• WHAT THE TASK REQUIRES: Find and copy every line in the records that includes the string "shkola".

• GIVEN RECORDS:
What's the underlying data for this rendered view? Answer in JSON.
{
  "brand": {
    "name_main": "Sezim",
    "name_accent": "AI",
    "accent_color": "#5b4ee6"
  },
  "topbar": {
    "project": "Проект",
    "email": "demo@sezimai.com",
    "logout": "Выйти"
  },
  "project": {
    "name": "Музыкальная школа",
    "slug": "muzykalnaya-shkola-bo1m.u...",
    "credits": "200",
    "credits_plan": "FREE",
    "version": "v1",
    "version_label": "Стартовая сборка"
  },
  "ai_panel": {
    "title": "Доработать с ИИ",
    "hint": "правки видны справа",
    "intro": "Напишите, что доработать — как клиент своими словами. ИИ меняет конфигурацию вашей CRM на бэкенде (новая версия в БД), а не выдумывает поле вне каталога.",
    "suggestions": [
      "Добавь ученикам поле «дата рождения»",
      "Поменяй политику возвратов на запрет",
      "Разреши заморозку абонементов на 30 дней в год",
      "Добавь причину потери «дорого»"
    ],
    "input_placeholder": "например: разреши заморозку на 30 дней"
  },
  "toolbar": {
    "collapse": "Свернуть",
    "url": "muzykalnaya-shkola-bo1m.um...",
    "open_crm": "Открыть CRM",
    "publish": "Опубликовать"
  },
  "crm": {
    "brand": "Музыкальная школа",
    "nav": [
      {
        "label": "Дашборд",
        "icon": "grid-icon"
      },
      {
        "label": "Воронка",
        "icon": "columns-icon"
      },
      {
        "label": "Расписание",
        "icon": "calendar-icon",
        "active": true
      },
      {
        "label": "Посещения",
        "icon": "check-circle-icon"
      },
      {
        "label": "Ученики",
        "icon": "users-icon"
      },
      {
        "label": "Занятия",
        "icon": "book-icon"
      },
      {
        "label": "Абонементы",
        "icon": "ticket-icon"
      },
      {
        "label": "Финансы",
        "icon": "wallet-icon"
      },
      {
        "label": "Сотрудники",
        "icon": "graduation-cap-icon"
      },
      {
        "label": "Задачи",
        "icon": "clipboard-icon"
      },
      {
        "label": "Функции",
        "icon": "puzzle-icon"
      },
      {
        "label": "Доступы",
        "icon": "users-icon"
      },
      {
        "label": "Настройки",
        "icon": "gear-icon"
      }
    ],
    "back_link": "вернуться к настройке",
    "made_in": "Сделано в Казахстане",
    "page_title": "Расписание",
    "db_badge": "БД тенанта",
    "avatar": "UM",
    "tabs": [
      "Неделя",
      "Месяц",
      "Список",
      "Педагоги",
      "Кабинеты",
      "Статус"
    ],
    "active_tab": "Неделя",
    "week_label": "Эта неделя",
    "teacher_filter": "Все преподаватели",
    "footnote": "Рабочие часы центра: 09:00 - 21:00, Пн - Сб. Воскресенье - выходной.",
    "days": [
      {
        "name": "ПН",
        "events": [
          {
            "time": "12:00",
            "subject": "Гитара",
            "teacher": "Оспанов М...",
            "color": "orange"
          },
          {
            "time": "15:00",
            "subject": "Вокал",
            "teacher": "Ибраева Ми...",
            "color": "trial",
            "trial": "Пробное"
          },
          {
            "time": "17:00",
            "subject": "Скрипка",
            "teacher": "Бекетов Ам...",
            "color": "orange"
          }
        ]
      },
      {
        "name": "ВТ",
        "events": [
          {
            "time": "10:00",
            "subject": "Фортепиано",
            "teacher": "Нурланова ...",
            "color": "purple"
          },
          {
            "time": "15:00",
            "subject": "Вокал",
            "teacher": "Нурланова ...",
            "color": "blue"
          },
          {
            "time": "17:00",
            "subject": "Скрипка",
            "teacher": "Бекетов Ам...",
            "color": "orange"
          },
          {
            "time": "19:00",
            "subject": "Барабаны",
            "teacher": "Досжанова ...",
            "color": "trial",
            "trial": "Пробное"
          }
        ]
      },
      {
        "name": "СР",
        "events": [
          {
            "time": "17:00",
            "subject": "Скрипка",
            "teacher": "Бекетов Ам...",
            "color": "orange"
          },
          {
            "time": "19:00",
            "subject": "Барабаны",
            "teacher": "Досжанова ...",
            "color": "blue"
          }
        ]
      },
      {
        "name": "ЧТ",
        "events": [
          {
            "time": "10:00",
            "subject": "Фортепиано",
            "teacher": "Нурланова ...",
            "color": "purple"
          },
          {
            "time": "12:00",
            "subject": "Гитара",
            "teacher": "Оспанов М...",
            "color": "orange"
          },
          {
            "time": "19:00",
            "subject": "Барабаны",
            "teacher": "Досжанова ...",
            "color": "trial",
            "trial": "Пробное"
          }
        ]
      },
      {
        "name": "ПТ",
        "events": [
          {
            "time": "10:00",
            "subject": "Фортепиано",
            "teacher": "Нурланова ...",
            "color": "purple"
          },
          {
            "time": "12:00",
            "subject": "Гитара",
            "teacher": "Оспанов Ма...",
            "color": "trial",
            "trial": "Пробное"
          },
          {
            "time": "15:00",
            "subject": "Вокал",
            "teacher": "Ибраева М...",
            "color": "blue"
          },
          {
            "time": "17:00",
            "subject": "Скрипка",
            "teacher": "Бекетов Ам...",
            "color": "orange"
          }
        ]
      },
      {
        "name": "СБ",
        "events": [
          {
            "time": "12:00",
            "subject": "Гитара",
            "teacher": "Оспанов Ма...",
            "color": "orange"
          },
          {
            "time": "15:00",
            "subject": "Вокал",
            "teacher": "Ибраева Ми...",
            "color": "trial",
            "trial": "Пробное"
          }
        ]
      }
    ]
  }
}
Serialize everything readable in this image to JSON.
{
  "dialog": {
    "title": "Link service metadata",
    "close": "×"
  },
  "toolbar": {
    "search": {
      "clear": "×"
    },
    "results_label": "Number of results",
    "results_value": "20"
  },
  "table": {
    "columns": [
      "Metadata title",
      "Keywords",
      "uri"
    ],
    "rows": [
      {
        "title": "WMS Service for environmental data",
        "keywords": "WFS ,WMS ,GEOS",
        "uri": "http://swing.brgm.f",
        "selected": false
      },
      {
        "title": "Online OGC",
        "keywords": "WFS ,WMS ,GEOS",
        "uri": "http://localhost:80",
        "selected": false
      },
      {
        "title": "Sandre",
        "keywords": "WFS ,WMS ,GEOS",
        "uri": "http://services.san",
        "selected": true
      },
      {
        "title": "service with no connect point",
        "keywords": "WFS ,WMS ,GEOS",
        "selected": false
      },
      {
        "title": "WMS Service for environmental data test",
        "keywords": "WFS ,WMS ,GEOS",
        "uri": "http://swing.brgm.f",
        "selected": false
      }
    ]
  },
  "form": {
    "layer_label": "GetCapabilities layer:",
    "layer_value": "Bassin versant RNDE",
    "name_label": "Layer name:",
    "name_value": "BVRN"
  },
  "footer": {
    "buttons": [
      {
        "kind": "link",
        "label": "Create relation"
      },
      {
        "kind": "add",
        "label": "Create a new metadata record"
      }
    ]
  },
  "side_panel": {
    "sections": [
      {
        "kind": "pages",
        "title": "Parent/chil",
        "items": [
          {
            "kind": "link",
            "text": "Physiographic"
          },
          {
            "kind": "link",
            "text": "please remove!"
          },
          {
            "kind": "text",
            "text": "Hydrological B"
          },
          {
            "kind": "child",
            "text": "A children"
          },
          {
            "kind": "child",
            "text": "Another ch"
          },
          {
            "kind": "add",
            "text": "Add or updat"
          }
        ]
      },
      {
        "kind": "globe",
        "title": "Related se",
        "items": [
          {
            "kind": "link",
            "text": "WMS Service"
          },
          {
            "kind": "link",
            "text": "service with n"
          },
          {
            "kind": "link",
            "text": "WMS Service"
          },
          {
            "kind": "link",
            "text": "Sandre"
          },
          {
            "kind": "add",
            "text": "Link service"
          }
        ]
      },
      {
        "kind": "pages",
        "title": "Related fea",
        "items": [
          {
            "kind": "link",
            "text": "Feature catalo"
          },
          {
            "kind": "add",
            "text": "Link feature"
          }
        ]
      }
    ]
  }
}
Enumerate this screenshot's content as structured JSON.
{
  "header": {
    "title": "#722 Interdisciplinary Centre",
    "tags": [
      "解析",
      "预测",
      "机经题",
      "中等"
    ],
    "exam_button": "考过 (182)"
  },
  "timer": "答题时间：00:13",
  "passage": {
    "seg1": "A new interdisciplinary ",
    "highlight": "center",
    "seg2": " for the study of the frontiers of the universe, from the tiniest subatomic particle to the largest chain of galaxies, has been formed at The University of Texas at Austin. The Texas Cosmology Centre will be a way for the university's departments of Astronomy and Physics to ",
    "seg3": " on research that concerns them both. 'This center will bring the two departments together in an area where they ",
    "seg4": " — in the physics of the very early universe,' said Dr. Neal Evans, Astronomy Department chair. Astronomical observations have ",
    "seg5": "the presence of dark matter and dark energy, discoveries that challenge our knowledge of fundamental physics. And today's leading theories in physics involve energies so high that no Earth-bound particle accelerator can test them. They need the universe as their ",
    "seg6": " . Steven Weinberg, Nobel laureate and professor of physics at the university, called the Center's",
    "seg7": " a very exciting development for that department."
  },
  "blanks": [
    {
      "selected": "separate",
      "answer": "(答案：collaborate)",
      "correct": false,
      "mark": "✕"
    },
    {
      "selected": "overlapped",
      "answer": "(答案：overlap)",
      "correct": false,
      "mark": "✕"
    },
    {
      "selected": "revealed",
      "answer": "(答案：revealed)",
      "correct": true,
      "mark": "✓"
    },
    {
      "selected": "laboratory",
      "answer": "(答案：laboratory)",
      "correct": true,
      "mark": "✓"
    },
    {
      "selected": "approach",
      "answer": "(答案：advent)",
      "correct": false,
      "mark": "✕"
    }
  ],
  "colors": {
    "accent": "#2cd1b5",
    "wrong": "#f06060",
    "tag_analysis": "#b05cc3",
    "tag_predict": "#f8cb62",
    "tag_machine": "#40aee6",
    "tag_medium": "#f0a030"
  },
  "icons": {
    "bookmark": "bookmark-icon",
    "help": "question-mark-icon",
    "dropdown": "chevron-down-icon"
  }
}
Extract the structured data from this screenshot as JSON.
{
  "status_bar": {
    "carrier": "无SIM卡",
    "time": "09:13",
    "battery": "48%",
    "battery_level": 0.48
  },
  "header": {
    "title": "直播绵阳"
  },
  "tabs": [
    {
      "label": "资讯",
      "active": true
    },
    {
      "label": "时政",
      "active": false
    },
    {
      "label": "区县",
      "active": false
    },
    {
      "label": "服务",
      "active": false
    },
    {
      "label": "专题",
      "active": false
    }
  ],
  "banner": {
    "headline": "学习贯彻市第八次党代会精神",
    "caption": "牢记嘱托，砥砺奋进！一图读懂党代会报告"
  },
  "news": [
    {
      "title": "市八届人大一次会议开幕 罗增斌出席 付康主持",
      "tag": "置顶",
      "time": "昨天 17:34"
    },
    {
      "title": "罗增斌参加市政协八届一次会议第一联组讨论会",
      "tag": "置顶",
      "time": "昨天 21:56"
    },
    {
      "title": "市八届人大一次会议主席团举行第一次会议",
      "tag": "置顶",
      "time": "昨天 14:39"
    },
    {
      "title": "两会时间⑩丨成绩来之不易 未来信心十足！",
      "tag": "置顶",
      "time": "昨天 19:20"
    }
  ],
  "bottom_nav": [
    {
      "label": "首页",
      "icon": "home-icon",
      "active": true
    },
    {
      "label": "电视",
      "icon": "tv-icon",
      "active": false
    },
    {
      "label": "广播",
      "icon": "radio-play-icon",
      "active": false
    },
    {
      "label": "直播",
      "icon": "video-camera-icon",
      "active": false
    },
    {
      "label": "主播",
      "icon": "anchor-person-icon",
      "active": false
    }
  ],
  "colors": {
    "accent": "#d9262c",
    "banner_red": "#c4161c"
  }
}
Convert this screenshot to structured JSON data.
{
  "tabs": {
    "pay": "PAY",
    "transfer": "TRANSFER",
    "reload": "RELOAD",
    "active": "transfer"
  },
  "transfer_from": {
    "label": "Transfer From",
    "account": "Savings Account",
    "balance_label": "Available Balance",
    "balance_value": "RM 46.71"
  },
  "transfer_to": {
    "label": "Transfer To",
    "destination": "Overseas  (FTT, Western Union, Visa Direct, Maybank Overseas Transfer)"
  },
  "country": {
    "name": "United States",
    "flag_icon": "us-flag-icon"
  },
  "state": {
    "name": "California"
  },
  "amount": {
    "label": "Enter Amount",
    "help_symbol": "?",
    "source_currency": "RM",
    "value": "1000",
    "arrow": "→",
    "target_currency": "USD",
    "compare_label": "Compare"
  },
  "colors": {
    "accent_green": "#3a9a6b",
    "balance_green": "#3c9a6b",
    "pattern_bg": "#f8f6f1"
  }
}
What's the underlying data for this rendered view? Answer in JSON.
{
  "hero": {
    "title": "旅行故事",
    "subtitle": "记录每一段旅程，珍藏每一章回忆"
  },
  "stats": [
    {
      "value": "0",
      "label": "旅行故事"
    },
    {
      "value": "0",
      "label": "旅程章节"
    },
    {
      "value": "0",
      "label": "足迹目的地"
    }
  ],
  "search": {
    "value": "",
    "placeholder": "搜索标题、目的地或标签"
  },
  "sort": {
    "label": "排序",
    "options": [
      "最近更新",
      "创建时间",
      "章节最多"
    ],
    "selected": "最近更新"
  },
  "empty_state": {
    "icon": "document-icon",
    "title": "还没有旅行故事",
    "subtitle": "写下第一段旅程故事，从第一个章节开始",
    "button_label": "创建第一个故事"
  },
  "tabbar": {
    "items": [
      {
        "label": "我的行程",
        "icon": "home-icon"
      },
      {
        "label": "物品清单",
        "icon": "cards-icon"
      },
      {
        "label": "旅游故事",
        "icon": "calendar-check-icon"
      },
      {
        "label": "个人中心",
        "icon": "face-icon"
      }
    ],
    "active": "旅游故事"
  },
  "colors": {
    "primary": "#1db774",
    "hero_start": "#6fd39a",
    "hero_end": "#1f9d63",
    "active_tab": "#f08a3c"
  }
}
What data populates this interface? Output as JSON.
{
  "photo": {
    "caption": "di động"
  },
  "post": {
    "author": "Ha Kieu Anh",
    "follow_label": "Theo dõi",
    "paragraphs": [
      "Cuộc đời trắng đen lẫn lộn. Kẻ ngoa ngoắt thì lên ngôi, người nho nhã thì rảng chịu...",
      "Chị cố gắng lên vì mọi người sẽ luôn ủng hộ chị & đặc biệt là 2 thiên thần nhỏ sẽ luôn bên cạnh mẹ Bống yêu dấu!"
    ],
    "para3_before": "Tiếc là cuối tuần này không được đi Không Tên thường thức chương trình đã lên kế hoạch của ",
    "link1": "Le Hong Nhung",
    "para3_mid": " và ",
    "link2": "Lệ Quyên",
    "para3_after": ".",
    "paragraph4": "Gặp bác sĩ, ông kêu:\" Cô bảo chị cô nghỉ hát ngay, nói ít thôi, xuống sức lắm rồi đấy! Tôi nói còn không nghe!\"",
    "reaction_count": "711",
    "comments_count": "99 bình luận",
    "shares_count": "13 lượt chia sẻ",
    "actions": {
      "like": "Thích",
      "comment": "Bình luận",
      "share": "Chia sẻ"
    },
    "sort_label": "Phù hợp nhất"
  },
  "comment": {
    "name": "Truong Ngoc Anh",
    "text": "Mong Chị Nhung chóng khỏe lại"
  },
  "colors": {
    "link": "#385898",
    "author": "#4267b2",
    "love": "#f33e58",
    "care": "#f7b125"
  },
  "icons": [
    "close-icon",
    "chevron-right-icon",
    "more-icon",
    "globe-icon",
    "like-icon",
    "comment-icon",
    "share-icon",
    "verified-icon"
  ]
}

• SOLUTION TO THIS EXERCISE:
    "slug": "muzykalnaya-shkola-bo1m.u...",
    "url": "muzykalnaya-shkola-bo1m.um...",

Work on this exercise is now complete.